------ THE INPUT

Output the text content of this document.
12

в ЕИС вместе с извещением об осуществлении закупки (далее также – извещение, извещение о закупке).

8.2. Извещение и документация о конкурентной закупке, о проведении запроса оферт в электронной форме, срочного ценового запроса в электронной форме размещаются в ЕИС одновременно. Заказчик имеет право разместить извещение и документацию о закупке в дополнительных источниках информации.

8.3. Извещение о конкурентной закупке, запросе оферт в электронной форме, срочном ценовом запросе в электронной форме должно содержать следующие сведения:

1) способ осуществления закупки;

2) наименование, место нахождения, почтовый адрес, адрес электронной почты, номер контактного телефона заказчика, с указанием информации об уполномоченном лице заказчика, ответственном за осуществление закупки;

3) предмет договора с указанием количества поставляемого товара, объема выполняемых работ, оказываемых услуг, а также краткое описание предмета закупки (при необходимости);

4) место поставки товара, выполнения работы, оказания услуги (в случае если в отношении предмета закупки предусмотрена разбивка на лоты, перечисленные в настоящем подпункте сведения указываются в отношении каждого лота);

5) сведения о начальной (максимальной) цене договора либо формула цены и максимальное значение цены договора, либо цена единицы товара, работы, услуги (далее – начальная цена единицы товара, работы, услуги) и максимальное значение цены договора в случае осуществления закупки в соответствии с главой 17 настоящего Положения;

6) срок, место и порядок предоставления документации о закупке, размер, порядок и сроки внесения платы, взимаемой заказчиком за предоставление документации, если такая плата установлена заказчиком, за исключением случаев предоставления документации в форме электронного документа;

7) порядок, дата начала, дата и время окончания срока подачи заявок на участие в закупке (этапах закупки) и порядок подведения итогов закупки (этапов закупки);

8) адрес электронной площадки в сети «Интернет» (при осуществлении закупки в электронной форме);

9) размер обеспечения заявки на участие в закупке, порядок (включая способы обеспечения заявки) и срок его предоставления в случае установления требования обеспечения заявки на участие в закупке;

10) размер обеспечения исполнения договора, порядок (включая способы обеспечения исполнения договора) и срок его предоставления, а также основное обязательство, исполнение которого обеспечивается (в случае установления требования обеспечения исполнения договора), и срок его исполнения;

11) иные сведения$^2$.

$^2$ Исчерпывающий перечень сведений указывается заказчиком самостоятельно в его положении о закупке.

------------

TO DO -> Pull out each line of the records holding the string "электронной".

CORRECT OUTPUT ->
8.2. Извещение и документация о конкурентной закупке, о проведении запроса оферт в электронной форме, срочного ценового запроса в электронной форме размещаются в ЕИС одновременно. Заказчик имеет право разместить извещение и документацию о закупке в дополнительных источниках информации.
8.3. Извещение о конкурентной закупке, запросе оферт в электронной форме, срочном ценовом запросе в электронной форме должно содержать следующие сведения:
2) наименование, место нахождения, почтовый адрес, адрес электронной почты, номер контактного телефона заказчика, с указанием информации об уполномоченном лице заказчика, ответственном за осуществление закупки;
8) адрес электронной площадки в сети «Интернет» (при осуществлении закупки в электронной форме);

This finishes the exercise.